Provided data
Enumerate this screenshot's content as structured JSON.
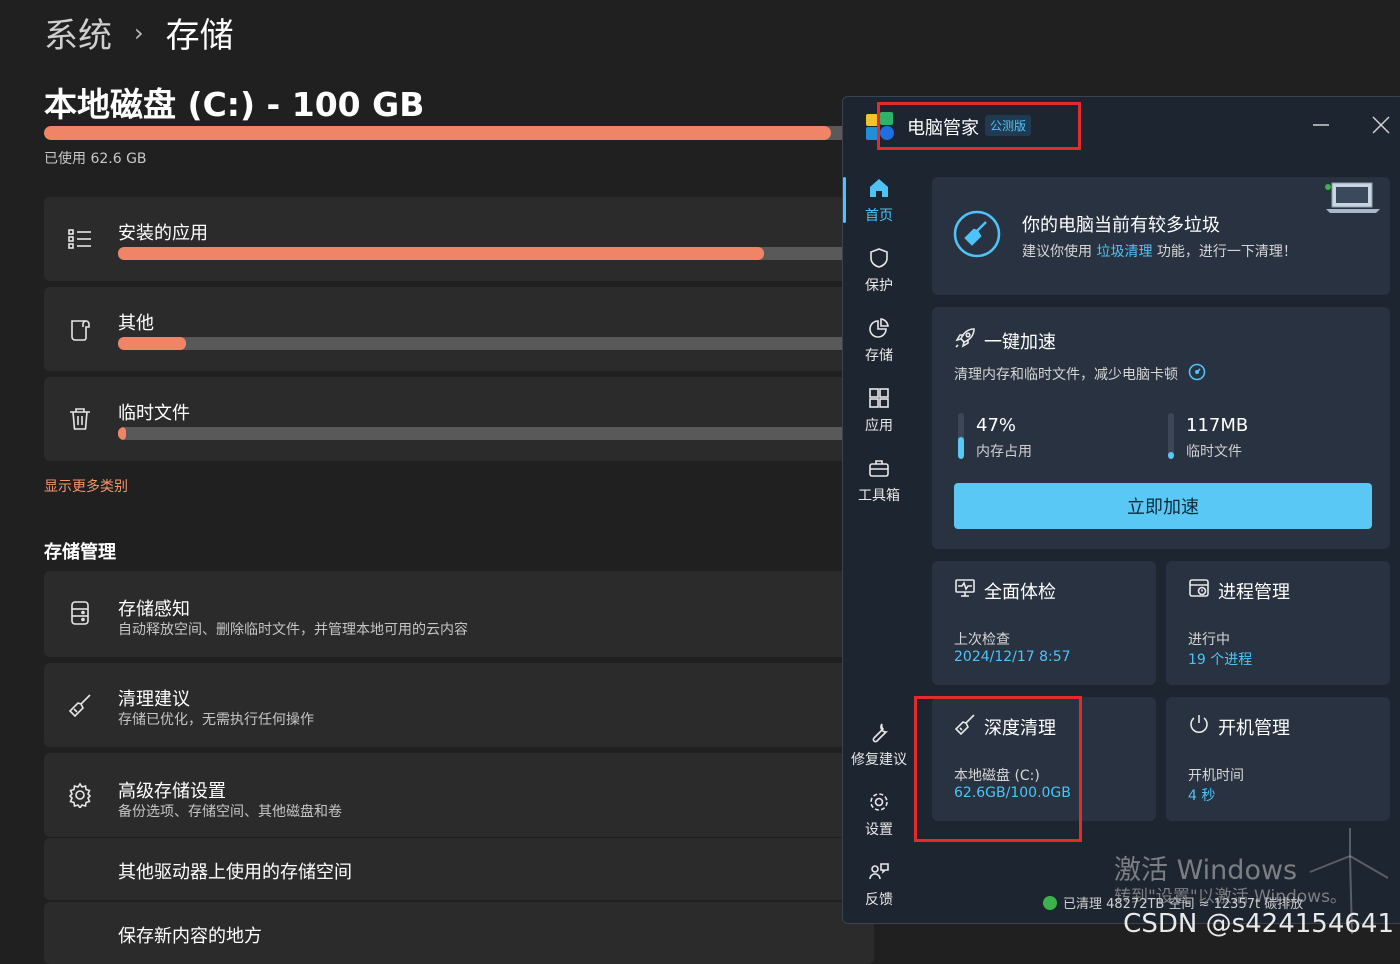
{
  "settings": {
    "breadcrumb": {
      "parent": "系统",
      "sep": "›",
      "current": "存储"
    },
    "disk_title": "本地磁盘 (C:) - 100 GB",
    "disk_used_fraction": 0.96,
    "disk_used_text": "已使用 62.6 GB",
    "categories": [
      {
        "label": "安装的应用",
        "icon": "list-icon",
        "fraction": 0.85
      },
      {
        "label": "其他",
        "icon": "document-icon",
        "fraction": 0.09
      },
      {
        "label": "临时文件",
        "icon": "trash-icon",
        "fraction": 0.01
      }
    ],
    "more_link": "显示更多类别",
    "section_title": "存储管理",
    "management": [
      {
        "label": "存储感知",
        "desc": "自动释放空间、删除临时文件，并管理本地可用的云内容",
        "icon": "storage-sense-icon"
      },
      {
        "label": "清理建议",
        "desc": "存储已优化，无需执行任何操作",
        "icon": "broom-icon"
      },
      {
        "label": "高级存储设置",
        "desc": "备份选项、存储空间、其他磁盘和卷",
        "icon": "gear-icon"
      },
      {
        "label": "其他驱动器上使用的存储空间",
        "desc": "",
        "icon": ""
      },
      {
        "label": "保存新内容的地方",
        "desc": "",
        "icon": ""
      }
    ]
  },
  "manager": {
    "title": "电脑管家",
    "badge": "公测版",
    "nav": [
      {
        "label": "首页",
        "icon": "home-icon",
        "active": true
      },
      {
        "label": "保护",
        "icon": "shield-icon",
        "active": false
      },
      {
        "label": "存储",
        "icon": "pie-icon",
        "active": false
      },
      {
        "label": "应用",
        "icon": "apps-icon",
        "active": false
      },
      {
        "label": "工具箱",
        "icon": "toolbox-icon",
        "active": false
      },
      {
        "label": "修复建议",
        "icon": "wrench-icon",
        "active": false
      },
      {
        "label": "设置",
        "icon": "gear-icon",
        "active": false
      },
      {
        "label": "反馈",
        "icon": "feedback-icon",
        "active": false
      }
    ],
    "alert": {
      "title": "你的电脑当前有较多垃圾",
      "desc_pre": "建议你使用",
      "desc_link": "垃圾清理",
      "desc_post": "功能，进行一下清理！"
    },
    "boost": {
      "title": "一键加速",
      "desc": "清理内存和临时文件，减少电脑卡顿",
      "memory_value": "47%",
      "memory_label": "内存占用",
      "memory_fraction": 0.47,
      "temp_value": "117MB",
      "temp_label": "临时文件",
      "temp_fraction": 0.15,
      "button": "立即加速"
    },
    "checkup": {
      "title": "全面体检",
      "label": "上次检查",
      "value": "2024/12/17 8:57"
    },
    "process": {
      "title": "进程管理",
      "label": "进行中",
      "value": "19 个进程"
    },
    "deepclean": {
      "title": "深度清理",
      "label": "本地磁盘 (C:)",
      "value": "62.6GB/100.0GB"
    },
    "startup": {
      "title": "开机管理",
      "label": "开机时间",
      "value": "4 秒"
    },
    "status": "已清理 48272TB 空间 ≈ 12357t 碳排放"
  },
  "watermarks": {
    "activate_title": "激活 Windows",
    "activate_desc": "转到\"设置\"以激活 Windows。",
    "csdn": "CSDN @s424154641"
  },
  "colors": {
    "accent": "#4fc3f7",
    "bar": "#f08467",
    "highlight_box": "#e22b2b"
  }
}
==
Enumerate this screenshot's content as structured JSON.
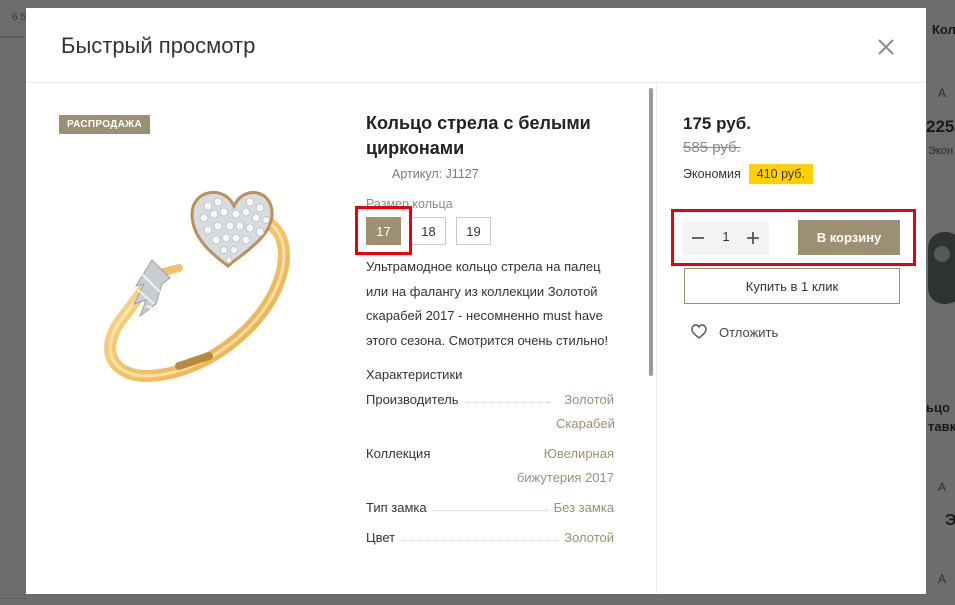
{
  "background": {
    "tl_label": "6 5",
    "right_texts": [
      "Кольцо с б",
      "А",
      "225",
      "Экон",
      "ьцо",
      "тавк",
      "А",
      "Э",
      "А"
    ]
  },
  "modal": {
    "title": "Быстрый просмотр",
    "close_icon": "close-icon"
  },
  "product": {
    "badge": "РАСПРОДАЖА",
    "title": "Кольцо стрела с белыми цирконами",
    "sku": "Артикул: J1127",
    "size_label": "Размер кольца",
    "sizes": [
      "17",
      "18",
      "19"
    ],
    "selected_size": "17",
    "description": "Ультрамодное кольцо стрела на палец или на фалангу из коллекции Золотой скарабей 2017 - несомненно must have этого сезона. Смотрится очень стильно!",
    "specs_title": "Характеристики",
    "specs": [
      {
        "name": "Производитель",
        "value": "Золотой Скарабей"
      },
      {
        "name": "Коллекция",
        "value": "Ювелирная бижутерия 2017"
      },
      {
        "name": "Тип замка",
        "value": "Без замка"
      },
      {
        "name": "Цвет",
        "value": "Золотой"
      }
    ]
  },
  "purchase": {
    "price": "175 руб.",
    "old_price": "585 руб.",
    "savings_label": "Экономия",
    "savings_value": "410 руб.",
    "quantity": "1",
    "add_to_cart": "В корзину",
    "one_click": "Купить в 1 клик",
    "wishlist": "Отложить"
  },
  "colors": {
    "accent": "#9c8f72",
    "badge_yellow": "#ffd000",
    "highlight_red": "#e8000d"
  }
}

What to work on
Show the lines that mention the word "стрела".

Result of this exercise
    "title": "Кольцо стрела с белыми цирконами",
    "description": "Ультрамодное кольцо стрела на палец или на фалангу из коллекции Золотой скарабей 2017 - несомненно must have этого сезона. Смотрится очень стильно!",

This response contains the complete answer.